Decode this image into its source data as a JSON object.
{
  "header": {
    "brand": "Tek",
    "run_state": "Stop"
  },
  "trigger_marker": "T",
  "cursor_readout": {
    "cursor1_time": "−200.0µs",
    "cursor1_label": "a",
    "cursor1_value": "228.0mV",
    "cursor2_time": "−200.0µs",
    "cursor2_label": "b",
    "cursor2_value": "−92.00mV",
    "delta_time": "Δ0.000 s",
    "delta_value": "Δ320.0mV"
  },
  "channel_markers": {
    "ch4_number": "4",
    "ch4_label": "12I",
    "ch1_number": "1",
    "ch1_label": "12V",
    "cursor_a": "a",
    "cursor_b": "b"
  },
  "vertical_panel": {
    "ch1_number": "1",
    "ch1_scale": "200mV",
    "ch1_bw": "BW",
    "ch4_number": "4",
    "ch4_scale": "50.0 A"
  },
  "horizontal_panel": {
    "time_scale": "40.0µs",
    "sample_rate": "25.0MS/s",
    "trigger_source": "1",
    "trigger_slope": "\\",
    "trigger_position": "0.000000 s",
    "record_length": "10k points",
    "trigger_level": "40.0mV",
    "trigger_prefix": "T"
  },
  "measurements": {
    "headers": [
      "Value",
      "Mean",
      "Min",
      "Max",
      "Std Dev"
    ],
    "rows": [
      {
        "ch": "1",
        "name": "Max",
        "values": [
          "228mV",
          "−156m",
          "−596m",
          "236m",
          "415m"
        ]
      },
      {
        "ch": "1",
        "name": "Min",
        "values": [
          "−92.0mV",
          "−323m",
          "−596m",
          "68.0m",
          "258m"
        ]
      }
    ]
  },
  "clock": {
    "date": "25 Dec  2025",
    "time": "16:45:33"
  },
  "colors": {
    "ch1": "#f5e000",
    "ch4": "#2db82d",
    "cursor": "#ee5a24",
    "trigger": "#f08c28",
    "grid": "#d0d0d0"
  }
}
_ _ _ _
Task
Restate every entry word for word.

Solved exercise
Decode this image into its source data as a JSON object.
{
  "header": {
    "brand": "Tek",
    "run_state": "Stop"
  },
  "trigger_marker": "T",
  "cursor_readout": {
    "cursor1_time": "−200.0µs",
    "cursor1_label": "a",
    "cursor1_value": "228.0mV",
    "cursor2_time": "−200.0µs",
    "cursor2_label": "b",
    "cursor2_value": "−92.00mV",
    "delta_time": "Δ0.000 s",
    "delta_value": "Δ320.0mV"
  },
  "channel_markers": {
    "ch4_number": "4",
    "ch4_label": "12I",
    "ch1_number": "1",
    "ch1_label": "12V",
    "cursor_a": "a",
    "cursor_b": "b"
  },
  "vertical_panel": {
    "ch1_number": "1",
    "ch1_scale": "200mV",
    "ch1_bw": "BW",
    "ch4_number": "4",
    "ch4_scale": "50.0 A"
  },
  "horizontal_panel": {
    "time_scale": "40.0µs",
    "sample_rate": "25.0MS/s",
    "trigger_source": "1",
    "trigger_slope": "\\",
    "trigger_position": "0.000000 s",
    "record_length": "10k points",
    "trigger_level": "40.0mV",
    "trigger_prefix": "T"
  },
  "measurements": {
    "headers": [
      "Value",
      "Mean",
      "Min",
      "Max",
      "Std Dev"
    ],
    "rows": [
      {
        "ch": "1",
        "name": "Max",
        "values": [
          "228mV",
          "−156m",
          "−596m",
          "236m",
          "415m"
        ]
      },
      {
        "ch": "1",
        "name": "Min",
        "values": [
          "−92.0mV",
          "−323m",
          "−596m",
          "68.0m",
          "258m"
        ]
      }
    ]
  },
  "clock": {
    "date": "25 Dec  2025",
    "time": "16:45:33"
  },
  "colors": {
    "ch1": "#f5e000",
    "ch4": "#2db82d",
    "cursor": "#ee5a24",
    "trigger": "#f08c28",
    "grid": "#d0d0d0"
  }
}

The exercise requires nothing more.